DATASET EXCERPTS.
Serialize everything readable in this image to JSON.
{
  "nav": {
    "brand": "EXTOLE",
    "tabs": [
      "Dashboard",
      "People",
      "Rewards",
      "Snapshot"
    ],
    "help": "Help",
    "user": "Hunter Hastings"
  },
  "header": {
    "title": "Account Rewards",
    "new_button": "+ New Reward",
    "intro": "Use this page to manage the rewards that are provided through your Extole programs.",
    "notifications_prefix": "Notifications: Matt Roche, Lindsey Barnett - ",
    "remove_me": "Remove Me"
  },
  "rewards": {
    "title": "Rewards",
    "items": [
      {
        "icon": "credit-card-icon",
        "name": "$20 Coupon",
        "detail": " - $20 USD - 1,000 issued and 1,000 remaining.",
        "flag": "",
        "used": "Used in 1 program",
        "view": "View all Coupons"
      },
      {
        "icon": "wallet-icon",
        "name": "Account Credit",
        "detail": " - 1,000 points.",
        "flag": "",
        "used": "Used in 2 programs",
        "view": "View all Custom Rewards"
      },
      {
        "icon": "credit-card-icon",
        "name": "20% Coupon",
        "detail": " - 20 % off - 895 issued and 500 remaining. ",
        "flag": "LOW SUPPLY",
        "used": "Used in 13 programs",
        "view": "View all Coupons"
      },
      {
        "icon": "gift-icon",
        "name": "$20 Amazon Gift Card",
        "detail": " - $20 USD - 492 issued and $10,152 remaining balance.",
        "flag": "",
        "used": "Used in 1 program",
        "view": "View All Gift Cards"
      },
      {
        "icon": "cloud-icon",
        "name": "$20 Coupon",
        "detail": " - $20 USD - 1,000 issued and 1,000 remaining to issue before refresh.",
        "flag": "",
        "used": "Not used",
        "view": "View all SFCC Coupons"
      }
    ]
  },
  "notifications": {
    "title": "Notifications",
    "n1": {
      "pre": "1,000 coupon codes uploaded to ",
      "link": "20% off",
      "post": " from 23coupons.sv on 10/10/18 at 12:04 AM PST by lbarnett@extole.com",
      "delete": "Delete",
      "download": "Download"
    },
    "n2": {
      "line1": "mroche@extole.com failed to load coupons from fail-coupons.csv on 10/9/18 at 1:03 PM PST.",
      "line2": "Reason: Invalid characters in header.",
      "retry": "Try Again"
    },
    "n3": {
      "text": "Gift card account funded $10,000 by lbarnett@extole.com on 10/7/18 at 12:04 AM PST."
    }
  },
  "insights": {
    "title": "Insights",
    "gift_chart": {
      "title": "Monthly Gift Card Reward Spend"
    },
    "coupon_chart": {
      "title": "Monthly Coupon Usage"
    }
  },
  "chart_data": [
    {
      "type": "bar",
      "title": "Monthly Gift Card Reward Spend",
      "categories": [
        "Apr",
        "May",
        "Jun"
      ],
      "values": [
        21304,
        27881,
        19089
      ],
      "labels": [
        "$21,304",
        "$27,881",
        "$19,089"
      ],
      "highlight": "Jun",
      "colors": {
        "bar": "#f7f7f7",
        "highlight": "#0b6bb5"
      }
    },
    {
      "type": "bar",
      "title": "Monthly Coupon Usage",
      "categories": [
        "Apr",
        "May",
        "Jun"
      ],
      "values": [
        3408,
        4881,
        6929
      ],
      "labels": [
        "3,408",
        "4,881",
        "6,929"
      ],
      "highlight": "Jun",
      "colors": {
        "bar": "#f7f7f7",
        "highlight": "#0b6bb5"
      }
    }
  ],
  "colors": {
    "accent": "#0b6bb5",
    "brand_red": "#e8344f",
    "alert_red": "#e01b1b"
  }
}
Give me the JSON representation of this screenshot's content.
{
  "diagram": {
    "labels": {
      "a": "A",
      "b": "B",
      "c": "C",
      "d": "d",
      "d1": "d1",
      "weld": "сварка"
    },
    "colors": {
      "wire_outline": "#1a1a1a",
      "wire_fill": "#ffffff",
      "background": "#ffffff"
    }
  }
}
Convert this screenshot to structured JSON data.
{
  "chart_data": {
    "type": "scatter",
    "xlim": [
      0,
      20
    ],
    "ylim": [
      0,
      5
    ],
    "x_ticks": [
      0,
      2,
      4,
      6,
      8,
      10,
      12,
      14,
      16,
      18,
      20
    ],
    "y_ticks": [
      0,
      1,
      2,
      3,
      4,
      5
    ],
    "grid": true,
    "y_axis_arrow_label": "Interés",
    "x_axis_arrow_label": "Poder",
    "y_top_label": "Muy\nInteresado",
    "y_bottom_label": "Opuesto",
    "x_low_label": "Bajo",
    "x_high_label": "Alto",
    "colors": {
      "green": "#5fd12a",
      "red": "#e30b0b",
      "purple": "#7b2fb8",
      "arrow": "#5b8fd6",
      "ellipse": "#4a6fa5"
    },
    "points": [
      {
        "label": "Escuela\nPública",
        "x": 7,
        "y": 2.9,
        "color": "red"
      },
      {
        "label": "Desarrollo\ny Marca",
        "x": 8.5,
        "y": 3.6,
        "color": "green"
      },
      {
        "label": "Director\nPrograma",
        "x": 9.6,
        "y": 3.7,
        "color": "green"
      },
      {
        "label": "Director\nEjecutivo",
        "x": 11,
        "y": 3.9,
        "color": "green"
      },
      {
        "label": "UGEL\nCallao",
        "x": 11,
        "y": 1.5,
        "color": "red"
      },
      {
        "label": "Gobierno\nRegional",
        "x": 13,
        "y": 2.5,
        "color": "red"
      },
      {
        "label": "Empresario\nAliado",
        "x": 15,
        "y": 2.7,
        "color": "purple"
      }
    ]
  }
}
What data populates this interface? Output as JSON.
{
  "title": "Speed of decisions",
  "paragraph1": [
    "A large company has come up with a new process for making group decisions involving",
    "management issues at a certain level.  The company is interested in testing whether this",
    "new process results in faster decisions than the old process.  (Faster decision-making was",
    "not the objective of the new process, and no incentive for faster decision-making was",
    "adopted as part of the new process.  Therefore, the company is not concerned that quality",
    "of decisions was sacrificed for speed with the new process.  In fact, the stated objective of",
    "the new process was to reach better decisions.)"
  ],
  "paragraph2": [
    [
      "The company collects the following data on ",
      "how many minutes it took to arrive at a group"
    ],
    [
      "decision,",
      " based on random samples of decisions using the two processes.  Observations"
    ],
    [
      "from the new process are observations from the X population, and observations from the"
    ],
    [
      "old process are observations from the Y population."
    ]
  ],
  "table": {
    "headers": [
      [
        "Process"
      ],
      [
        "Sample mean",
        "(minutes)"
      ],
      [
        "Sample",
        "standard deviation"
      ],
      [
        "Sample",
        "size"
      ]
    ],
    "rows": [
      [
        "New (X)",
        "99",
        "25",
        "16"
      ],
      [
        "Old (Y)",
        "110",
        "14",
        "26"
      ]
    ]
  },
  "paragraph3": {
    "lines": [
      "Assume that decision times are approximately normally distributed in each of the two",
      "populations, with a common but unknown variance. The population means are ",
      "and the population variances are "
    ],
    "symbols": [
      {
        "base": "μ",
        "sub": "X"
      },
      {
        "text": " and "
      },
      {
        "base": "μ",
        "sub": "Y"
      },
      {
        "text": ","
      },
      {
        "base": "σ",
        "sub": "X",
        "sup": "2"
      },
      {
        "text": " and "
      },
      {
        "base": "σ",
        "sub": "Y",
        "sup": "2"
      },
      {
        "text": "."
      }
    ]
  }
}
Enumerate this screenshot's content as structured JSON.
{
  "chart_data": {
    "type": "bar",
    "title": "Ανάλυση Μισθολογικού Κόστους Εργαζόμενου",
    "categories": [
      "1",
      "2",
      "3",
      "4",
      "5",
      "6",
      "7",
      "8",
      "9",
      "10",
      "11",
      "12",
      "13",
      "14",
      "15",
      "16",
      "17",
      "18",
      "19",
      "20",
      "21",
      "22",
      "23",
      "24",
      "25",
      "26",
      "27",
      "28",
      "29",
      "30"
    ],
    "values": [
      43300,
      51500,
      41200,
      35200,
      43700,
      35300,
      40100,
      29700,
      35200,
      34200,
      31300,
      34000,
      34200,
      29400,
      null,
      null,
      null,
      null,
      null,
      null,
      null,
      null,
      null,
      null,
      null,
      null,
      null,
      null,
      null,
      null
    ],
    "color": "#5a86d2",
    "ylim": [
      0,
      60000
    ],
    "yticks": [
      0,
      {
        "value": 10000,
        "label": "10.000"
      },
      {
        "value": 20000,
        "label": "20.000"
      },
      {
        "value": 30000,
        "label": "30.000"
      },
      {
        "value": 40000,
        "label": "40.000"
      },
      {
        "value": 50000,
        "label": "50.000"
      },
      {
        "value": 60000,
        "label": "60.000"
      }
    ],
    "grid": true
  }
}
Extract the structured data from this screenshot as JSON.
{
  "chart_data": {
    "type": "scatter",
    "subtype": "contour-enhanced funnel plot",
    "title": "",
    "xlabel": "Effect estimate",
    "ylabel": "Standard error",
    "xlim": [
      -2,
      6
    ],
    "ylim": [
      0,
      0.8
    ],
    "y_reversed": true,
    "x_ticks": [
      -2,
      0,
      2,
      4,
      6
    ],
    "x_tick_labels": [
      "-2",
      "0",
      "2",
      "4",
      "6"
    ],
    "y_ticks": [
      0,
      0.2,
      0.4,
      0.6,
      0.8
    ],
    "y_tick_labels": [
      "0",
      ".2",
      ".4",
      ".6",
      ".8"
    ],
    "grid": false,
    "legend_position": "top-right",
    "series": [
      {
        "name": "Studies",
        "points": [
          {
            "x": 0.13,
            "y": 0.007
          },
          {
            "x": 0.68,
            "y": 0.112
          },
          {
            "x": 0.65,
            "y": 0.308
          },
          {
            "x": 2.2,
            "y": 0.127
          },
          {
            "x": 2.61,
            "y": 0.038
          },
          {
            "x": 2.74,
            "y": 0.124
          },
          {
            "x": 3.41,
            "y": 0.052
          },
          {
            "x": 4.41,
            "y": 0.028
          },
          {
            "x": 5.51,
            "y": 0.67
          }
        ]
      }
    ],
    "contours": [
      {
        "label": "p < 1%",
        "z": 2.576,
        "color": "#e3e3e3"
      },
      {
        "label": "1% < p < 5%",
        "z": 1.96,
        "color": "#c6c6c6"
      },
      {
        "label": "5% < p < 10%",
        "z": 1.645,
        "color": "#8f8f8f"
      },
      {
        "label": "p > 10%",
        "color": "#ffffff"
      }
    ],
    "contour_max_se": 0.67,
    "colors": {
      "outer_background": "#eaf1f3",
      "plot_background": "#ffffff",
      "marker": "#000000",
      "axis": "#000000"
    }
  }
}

TO BE DONE. Where a line in the entries holds the word "issued", copy that line.

EXPECTED OUTPUT.
        "detail": " - $20 USD - 1,000 issued and 1,000 remaining.",
        "detail": " - 20 % off - 895 issued and 500 remaining. ",
        "detail": " - $20 USD - 492 issued and $10,152 remaining balance.",
        "detail": " - $20 USD - 1,000 issued and 1,000 remaining to issue before refresh.",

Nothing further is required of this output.